>> BEGIN RECORD EXCERPTS
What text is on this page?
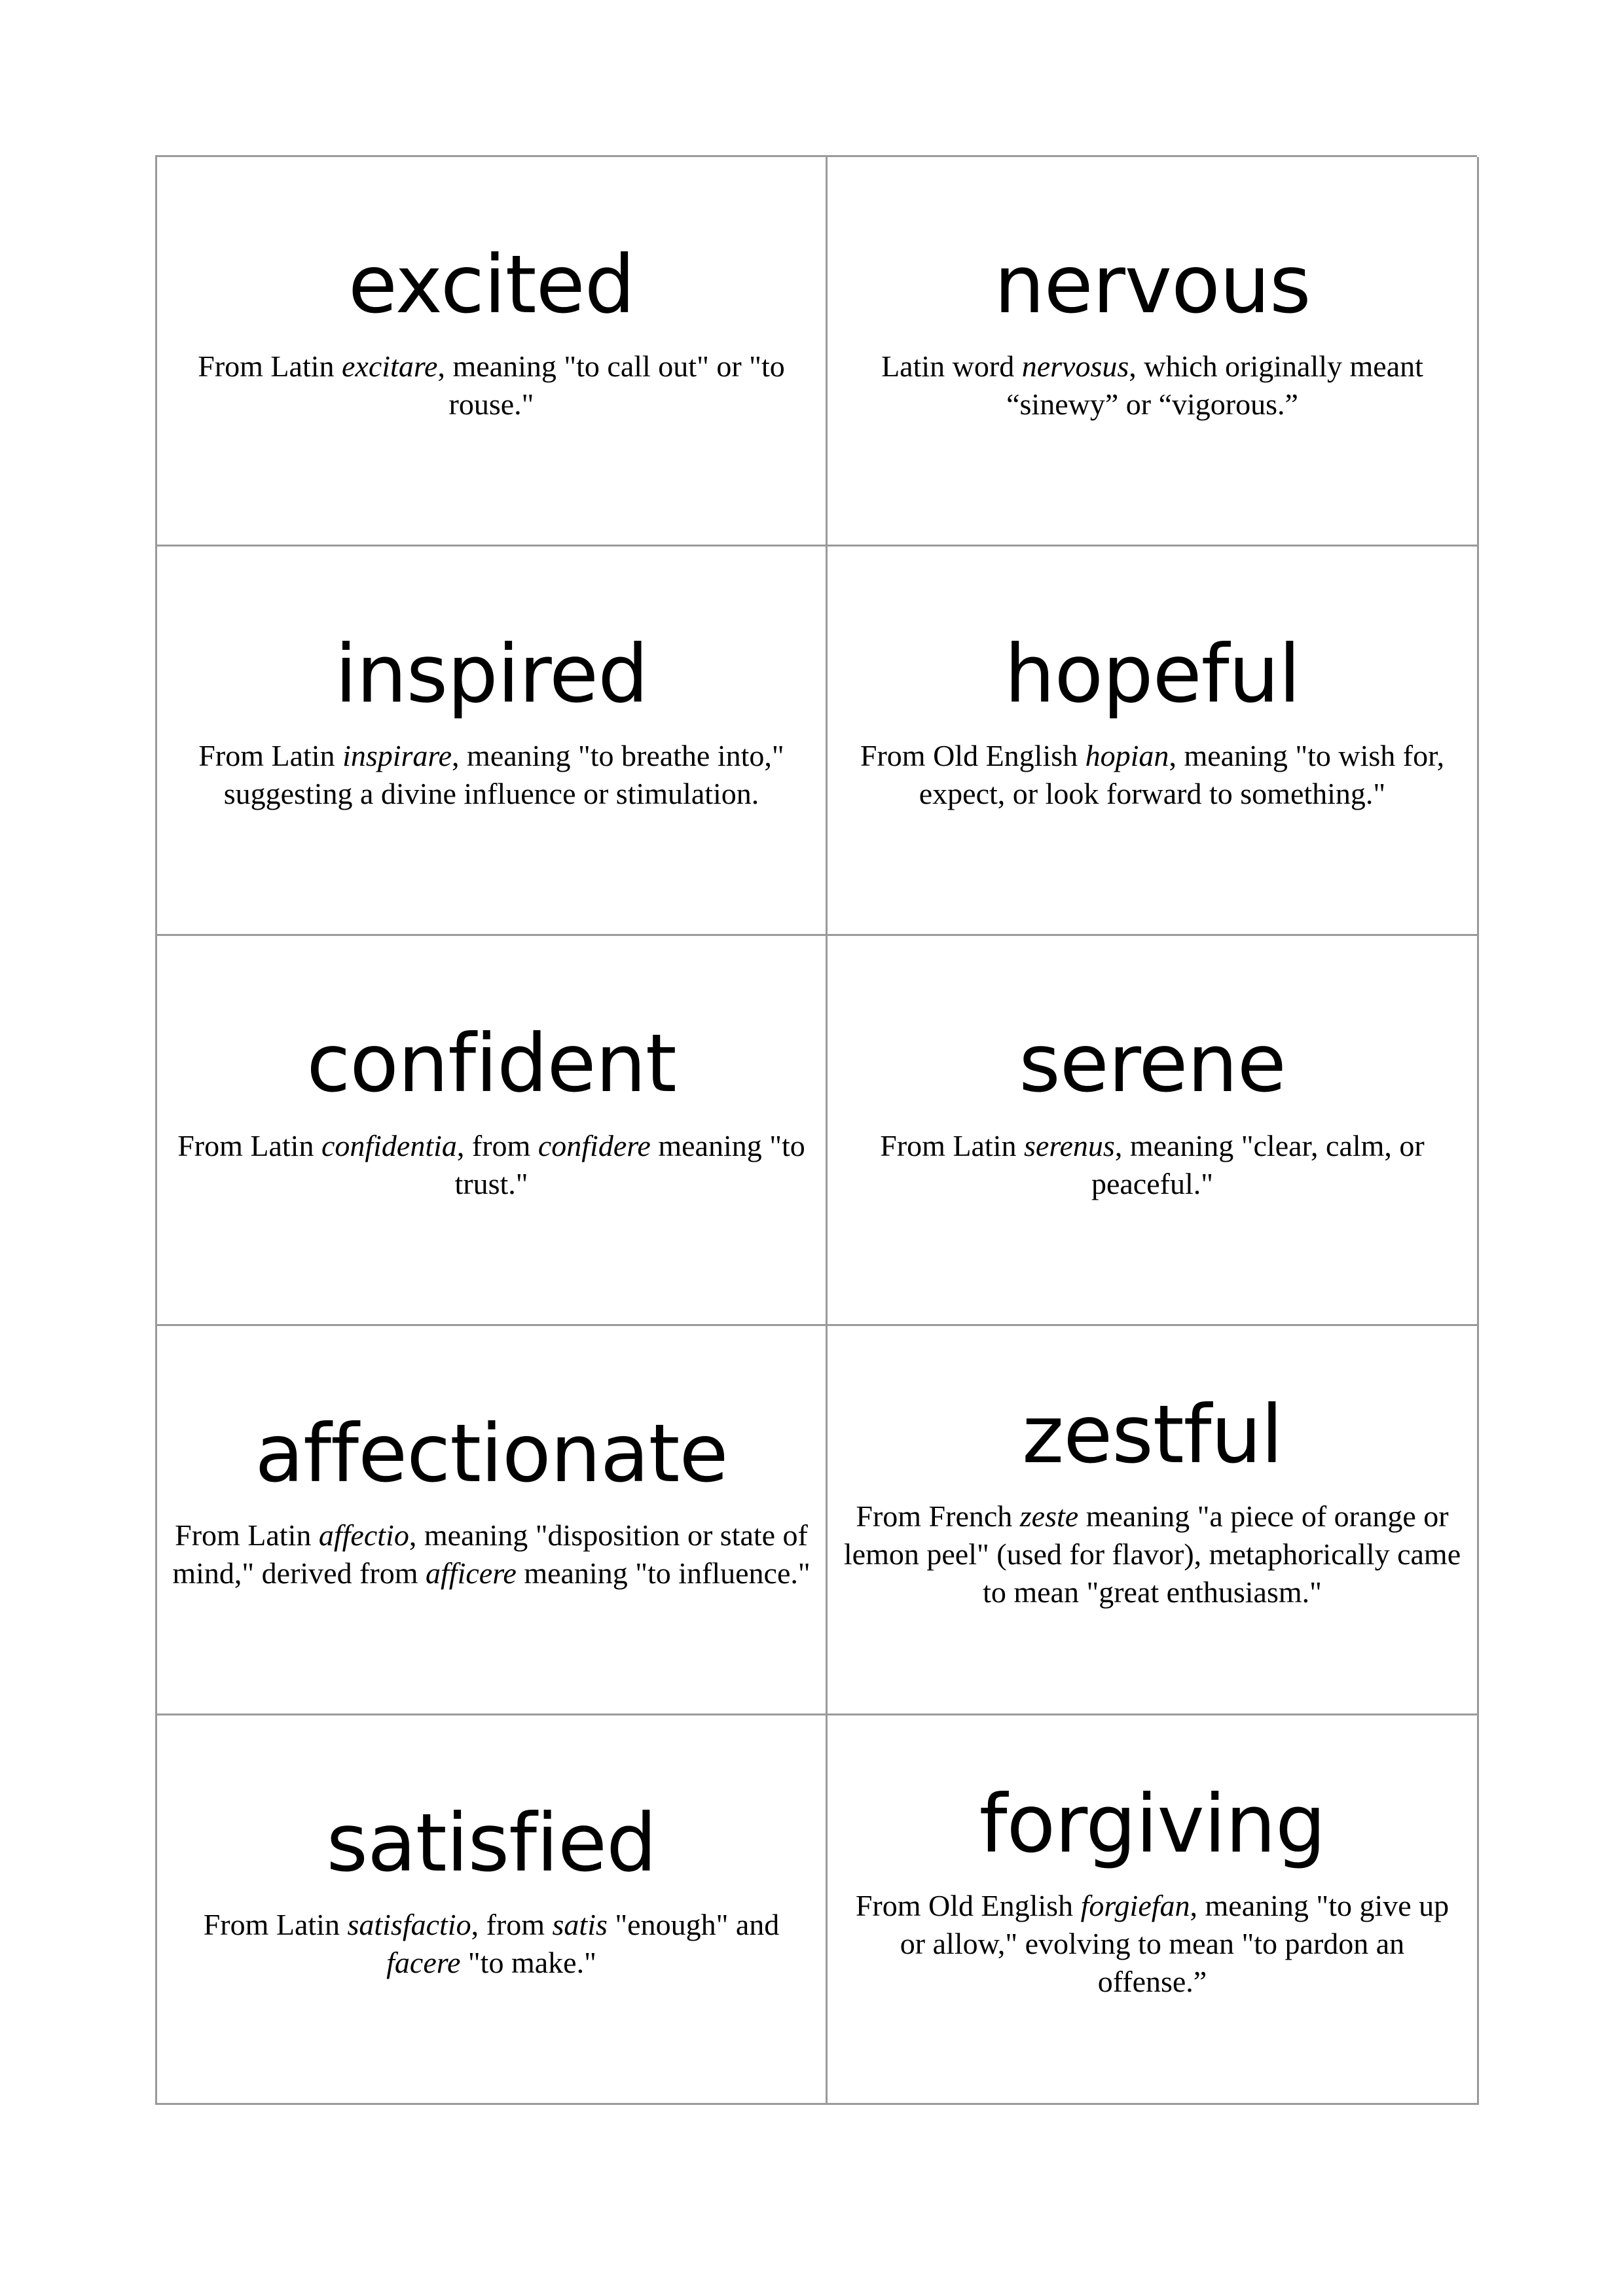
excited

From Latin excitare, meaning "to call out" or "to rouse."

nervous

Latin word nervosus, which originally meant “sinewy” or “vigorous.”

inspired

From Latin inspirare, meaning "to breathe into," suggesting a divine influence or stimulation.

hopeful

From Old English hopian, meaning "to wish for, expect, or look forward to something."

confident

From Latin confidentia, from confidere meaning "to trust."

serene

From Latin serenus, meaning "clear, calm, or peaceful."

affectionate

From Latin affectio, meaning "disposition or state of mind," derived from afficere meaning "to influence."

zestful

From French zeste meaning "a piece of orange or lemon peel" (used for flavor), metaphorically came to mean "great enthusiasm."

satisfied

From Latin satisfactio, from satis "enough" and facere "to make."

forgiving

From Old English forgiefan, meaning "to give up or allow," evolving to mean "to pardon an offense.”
>> END RECORD EXCERPTS
>> BEGIN RECORD EXCERPTS
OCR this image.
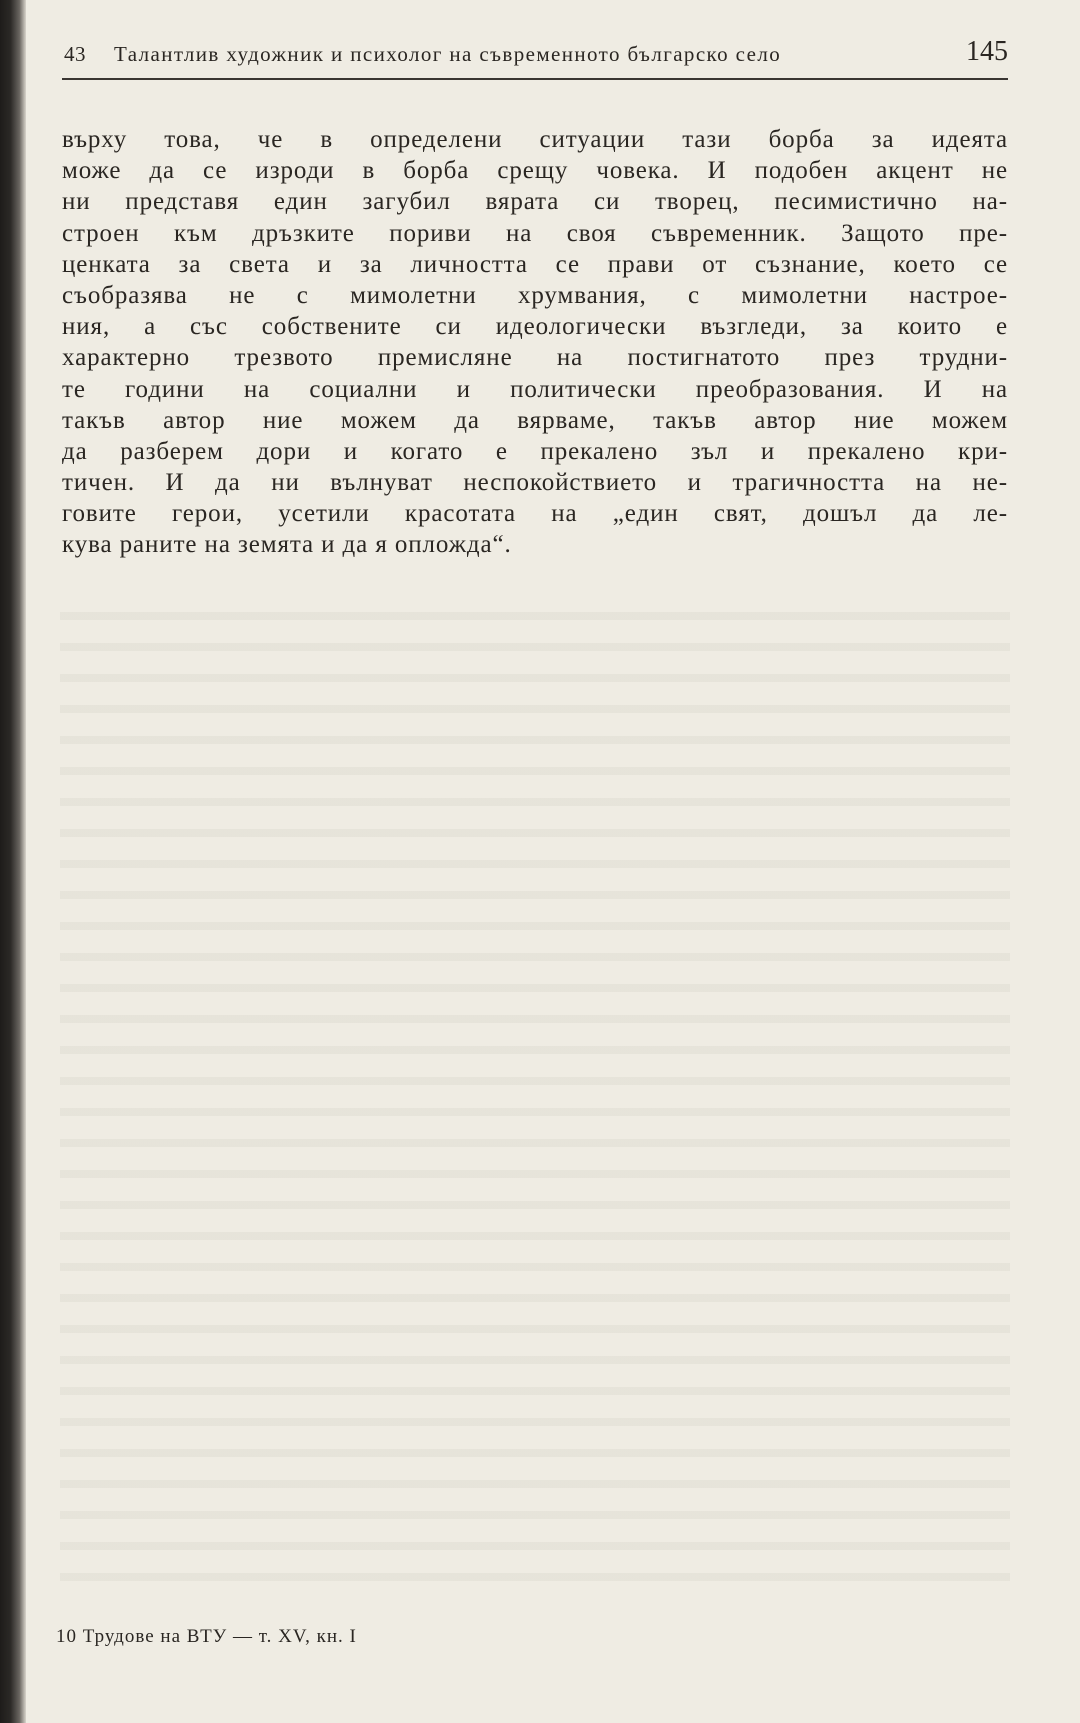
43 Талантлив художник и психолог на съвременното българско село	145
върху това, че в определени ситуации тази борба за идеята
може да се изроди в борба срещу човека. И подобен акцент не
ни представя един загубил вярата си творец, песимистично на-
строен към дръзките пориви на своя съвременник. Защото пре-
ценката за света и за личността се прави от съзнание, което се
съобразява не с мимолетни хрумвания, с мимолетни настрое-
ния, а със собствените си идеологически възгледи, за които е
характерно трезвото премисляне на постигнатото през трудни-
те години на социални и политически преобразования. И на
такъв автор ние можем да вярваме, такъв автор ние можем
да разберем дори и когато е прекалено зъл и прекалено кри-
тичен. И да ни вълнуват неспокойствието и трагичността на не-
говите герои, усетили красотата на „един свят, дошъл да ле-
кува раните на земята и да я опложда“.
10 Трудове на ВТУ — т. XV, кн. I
>> END RECORD EXCERPTS
>> BEGIN RECORD EXCERPTS
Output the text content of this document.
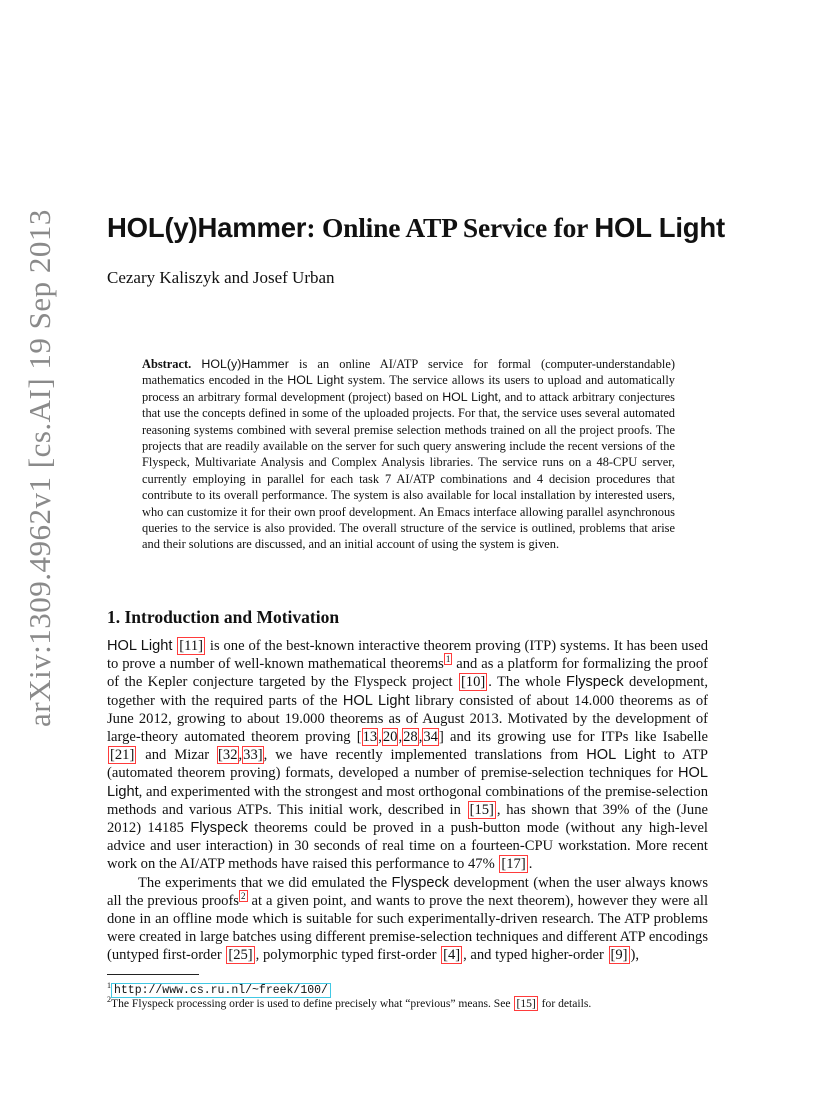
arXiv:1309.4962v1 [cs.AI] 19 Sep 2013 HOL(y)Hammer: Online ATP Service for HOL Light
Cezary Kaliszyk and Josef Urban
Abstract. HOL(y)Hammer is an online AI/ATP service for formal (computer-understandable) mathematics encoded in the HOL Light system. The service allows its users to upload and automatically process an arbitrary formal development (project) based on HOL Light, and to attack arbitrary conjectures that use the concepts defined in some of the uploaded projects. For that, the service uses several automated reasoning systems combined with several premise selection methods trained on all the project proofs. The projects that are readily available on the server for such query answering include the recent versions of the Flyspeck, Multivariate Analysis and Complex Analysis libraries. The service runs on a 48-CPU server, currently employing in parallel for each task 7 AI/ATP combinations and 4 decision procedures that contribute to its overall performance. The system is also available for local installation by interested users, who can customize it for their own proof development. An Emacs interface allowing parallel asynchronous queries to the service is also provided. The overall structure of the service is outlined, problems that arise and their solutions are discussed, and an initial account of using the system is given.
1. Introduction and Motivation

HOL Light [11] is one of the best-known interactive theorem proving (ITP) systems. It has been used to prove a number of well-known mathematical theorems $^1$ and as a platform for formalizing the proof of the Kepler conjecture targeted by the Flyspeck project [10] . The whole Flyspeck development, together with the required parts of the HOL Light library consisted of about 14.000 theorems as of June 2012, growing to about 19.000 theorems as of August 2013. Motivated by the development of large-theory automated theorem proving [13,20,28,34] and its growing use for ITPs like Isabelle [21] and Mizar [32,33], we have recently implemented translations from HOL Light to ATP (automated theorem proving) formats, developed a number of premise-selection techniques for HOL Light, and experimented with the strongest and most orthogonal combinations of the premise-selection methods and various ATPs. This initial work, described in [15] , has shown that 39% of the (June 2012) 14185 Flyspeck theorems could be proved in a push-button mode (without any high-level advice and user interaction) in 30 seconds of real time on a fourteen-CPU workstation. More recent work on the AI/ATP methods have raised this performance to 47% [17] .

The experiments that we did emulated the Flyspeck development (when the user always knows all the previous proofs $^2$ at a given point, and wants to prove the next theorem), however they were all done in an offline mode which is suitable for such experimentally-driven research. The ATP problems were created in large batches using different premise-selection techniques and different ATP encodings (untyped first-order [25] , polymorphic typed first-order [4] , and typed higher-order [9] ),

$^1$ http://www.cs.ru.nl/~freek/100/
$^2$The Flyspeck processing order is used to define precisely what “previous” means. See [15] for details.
>> END RECORD EXCERPTS
Scan the records above for the string "influence", then select every line that holds it.

From Latin inspirare, meaning "to breathe into," suggesting a divine influence or stimulation.
From Latin affectio, meaning "disposition or state of mind," derived from afficere meaning "to influence."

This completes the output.